| TASK GOAL |
Locate each line containing the string "прошлого" and copy it out.

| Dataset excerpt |
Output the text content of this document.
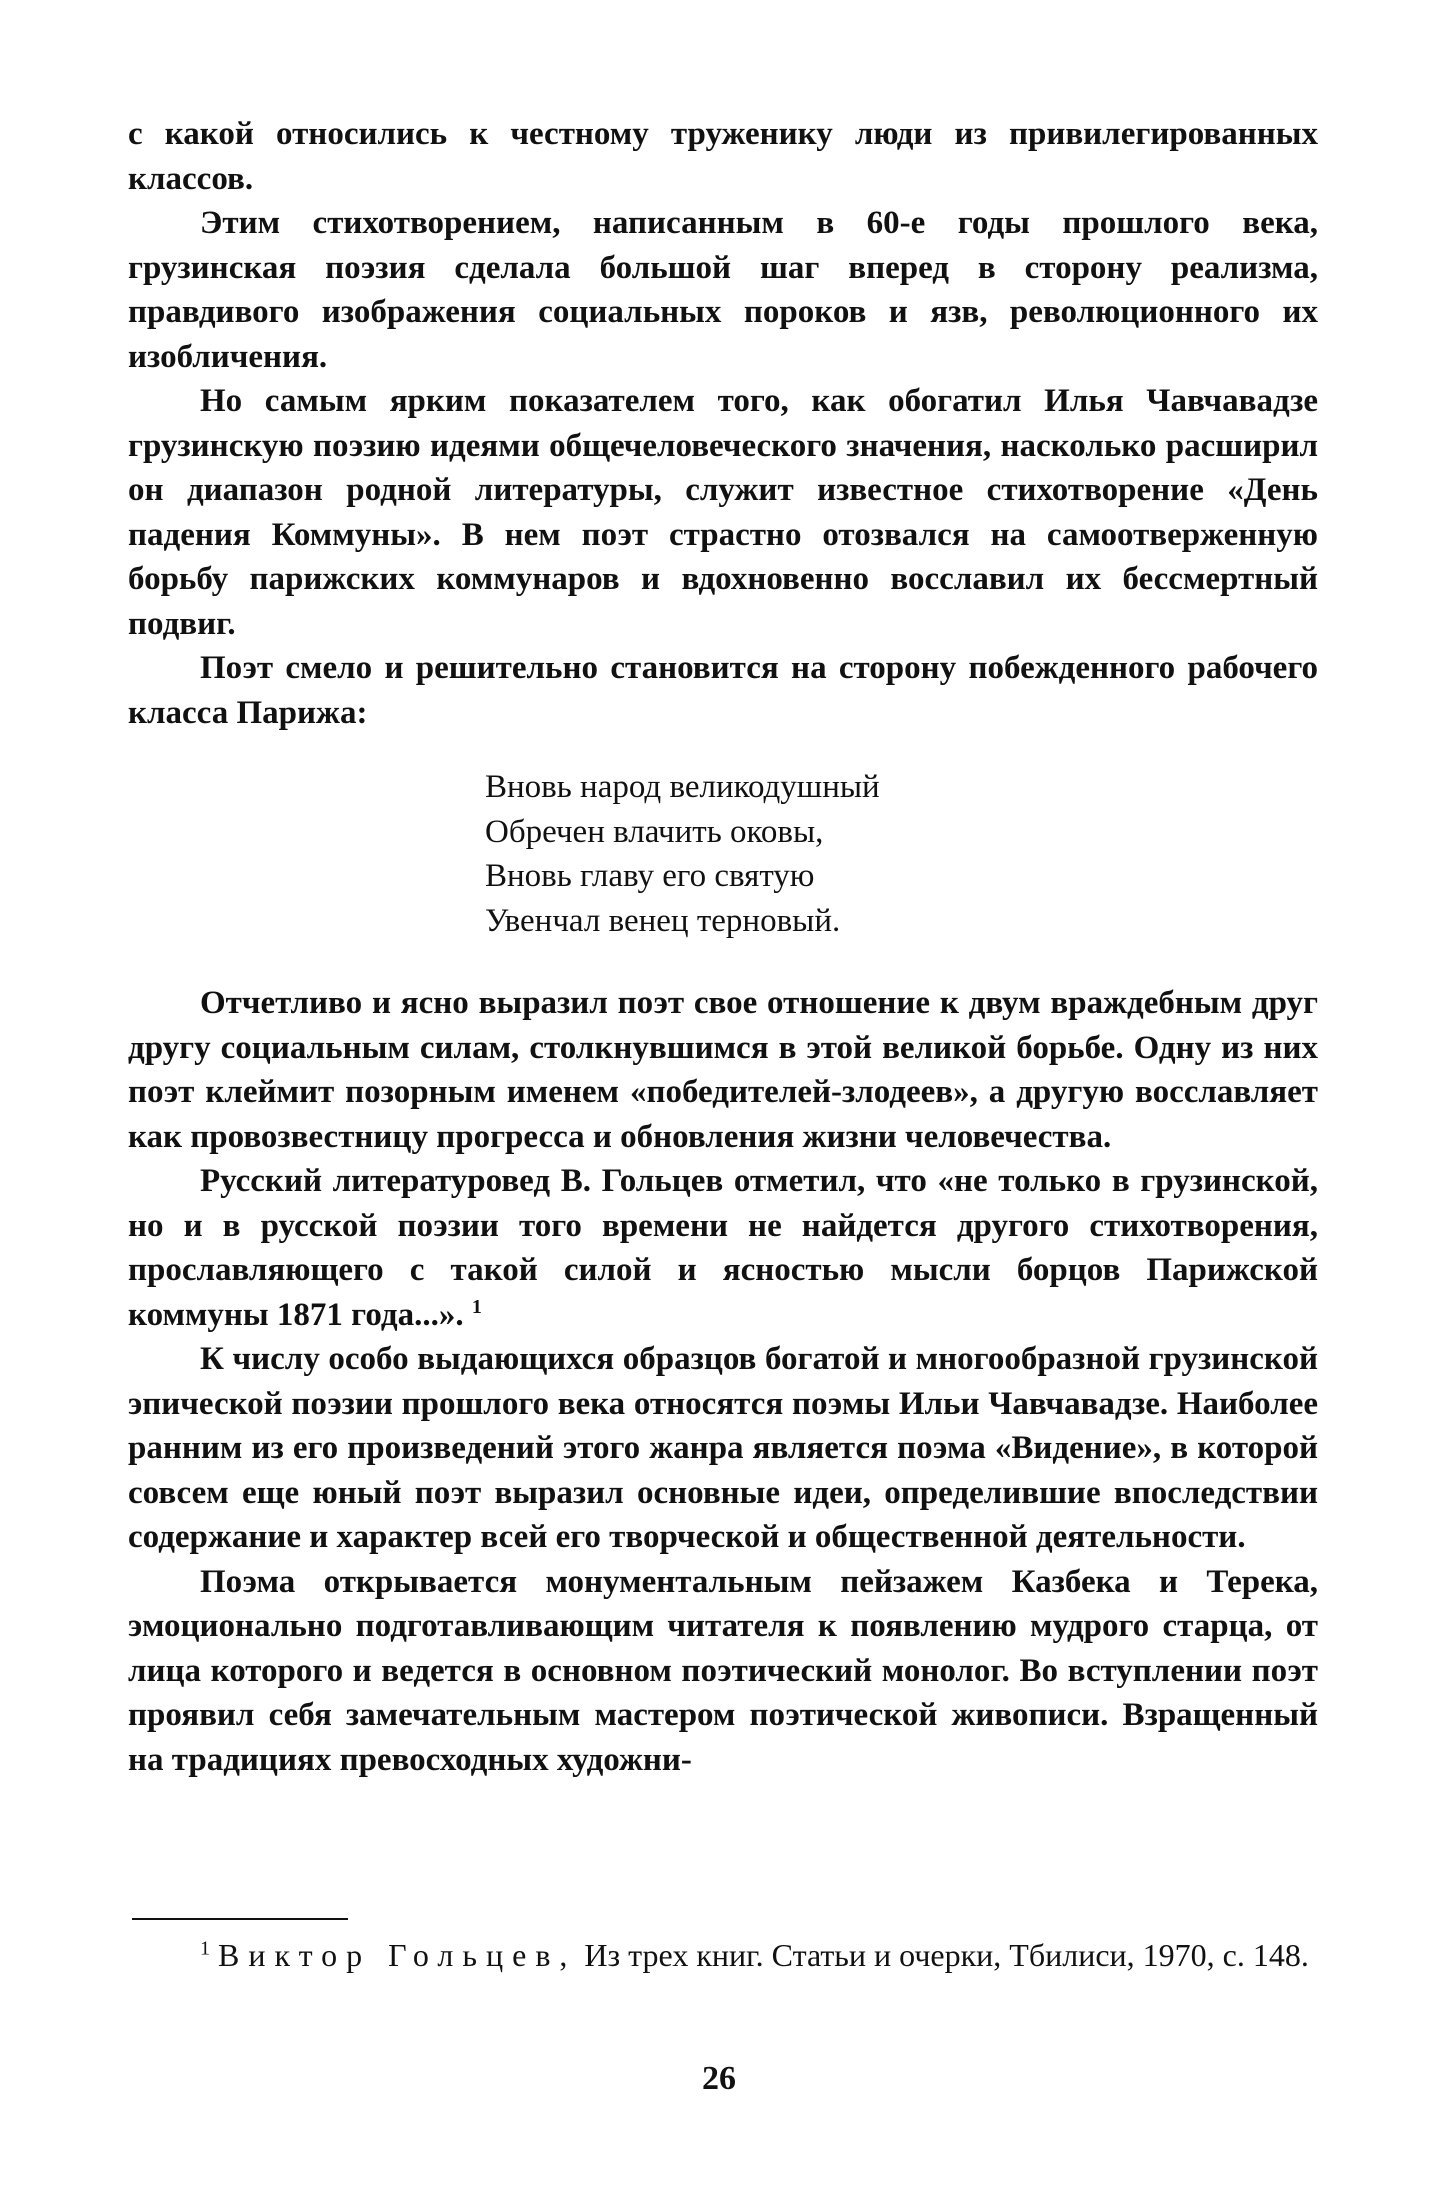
с какой относились к честному труженику люди из привилегированных классов.

Этим стихотворением, написанным в 60-е годы прошлого века, грузинская поэзия сделала большой шаг вперед в сторону реализма, правдивого изображения социальных пороков и язв, революционного их изобличения.

Но самым ярким показателем того, как обогатил Илья Чавчавадзе грузинскую поэзию идеями общечеловеческого значения, насколько расширил он диапазон родной литературы, служит известное стихотворение «День падения Коммуны». В нем поэт страстно отозвался на самоотверженную борьбу парижских коммунаров и вдохновенно восславил их бессмертный подвиг.

Поэт смело и решительно становится на сторону побежденного рабочего класса Парижа:

Вновь народ великодушный
Обречен влачить оковы,
Вновь главу его святую
Увенчал венец терновый.

Отчетливо и ясно выразил поэт свое отношение к двум враждебным друг другу социальным силам, столкнувшимся в этой великой борьбе. Одну из них поэт клеймит позорным именем «победителей-злодеев», а другую восславляет как провозвестницу прогресса и обновления жизни человечества.

Русский литературовед В. Гольцев отметил, что «не только в грузинской, но и в русской поэзии того времени не найдется другого стихотворения, прославляющего с такой силой и ясностью мысли борцов Парижской коммуны 1871 года...». $^1$

К числу особо выдающихся образцов богатой и многообразной грузинской эпической поэзии прошлого века относятся поэмы Ильи Чавчавадзе. Наиболее ранним из его произведений этого жанра является поэма «Видение», в которой совсем еще юный поэт выразил основные идеи, определившие впоследствии содержание и характер всей его творческой и общественной деятельности.

Поэма открывается монументальным пейзажем Казбека и Терека, эмоционально подготавливающим читателя к появлению мудрого старца, от лица которого и ведется в основном поэтический монолог. Во вступлении поэт проявил себя замечательным мастером поэтической живописи. Взращенный на традициях превосходных художни-

$^1$ Виктор Гольцев, Из трех книг. Статьи и очерки, Тбилиси, 1970, с. 148.

26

| OUTPUT BELOW |
Этим стихотворением, написанным в 60-е годы прошлого века, грузинская поэзия сделала большой шаг вперед в сторону реализма, правдивого изображения социальных пороков и язв, революционного их изобличения.
К числу особо выдающихся образцов богатой и многообразной грузинской эпической поэзии прошлого века относятся поэмы Ильи Чавчавадзе. Наиболее ранним из его произведений этого жанра является поэма «Видение», в которой совсем еще юный поэт выразил основные идеи, определившие впоследствии содержание и характер всей его творческой и общественной деятельности.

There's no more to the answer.